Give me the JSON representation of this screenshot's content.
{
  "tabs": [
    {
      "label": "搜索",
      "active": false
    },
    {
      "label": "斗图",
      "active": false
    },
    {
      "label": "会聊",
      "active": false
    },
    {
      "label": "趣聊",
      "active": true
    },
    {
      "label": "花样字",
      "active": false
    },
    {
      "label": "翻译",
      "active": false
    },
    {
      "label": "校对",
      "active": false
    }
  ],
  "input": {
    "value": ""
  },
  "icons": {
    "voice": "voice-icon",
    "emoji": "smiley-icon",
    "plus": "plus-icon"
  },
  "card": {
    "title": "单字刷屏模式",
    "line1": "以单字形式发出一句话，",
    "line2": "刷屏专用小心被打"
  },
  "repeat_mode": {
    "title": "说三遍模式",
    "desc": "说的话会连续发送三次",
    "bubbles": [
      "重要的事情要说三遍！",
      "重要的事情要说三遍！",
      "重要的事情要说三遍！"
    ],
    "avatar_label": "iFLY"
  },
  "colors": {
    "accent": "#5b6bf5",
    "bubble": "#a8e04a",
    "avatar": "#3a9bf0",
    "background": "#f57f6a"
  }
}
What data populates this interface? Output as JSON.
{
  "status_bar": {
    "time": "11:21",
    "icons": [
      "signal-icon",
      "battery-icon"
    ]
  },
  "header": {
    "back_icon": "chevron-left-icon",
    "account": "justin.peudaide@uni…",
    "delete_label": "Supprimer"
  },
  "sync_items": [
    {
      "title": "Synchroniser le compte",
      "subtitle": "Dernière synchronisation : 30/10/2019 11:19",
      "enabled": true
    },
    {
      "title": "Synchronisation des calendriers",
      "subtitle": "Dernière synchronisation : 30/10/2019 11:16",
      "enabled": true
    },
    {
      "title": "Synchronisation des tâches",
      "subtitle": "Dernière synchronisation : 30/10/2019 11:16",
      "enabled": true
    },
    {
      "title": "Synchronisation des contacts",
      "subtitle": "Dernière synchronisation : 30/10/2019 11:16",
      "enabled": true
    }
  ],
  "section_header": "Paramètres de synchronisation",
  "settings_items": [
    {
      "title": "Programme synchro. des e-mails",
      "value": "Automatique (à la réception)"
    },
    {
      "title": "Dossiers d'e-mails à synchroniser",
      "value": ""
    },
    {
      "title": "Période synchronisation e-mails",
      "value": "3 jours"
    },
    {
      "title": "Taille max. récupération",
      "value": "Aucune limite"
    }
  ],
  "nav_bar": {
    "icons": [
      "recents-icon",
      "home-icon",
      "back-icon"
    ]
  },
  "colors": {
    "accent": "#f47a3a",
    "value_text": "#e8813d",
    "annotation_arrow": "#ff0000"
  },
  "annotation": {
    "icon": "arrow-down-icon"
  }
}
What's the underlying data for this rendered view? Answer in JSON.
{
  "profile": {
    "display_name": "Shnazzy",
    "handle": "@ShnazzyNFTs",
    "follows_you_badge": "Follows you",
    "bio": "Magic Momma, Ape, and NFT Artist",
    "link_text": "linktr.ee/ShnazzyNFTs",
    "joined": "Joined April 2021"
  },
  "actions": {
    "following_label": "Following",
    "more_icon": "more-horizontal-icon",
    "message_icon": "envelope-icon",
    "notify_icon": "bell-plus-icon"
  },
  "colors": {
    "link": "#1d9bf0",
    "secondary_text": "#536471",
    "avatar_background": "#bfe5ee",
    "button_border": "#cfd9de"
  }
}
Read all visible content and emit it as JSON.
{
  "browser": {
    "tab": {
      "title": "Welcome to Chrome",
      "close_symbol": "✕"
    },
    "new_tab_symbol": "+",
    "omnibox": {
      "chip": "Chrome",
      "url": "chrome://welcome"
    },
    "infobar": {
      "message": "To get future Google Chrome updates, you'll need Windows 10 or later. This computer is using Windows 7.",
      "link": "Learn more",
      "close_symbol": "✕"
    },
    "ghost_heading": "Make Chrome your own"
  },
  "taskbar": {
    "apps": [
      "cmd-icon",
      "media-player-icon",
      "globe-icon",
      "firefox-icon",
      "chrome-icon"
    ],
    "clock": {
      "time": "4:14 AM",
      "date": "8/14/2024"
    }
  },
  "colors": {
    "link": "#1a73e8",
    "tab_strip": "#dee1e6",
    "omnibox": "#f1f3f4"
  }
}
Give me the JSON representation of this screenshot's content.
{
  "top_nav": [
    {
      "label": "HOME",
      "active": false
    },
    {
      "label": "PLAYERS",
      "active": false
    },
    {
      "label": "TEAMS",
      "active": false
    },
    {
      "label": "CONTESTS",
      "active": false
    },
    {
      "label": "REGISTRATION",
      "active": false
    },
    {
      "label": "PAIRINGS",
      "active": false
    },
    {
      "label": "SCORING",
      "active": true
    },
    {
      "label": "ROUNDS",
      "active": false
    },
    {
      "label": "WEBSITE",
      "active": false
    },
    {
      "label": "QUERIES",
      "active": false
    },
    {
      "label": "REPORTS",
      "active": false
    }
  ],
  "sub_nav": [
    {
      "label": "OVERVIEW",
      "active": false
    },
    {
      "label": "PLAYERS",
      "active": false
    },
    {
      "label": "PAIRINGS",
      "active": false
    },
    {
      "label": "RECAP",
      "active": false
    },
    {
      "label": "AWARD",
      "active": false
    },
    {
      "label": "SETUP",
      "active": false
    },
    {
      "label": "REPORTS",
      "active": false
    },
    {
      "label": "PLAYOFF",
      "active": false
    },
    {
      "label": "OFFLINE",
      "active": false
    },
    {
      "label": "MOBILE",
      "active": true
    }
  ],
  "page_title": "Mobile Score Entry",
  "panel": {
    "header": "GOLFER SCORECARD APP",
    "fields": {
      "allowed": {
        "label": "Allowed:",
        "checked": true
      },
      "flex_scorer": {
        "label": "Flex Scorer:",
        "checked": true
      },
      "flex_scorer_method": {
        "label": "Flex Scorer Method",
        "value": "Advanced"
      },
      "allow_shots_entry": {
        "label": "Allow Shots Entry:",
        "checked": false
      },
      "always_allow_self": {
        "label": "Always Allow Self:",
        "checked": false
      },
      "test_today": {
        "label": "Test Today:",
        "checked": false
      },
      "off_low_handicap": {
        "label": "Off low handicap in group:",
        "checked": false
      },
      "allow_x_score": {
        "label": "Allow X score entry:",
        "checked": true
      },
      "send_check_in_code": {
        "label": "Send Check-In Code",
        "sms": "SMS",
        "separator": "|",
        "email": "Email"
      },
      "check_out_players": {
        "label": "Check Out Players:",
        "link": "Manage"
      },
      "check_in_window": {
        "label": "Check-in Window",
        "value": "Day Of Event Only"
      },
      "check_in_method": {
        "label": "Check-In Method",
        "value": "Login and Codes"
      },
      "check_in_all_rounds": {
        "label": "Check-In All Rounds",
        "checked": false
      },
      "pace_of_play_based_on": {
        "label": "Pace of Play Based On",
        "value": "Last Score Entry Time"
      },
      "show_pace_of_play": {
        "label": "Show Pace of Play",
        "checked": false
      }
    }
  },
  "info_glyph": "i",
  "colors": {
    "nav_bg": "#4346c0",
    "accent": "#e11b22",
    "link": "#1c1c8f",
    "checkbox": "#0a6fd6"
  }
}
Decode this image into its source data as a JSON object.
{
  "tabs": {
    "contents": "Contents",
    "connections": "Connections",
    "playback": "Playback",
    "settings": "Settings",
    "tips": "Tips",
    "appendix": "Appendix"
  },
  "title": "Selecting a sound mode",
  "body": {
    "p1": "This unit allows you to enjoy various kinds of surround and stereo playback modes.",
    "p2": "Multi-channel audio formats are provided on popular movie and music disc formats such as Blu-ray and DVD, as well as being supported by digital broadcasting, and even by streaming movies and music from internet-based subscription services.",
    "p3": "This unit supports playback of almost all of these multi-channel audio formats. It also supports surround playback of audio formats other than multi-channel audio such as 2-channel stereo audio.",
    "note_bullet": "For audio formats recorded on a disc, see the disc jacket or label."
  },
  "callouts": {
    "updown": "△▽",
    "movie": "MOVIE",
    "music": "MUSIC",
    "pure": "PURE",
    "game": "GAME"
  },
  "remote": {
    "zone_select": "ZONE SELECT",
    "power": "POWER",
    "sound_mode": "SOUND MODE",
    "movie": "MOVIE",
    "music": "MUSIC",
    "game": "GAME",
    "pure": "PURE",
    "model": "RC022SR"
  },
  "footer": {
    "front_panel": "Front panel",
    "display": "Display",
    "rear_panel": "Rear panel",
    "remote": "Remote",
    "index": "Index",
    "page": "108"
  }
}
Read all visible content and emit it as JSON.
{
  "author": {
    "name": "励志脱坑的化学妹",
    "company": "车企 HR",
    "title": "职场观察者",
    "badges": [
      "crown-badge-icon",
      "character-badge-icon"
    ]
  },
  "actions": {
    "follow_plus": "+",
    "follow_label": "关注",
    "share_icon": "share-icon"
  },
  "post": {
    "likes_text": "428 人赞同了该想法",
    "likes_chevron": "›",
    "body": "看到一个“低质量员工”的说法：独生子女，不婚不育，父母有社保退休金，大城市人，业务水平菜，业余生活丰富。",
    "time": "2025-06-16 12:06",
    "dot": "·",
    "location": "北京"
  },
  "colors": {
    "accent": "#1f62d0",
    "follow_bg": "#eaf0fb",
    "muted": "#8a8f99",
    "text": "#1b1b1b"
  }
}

☆ ☆ ☆ ☆ ☆ ☆ ☆

## THE EXERCISE
Identify every line above with the string "panel" in it. Copy those lines.

## WORKED ANSWER
  "panel": {
    "front_panel": "Front panel",
    "rear_panel": "Rear panel",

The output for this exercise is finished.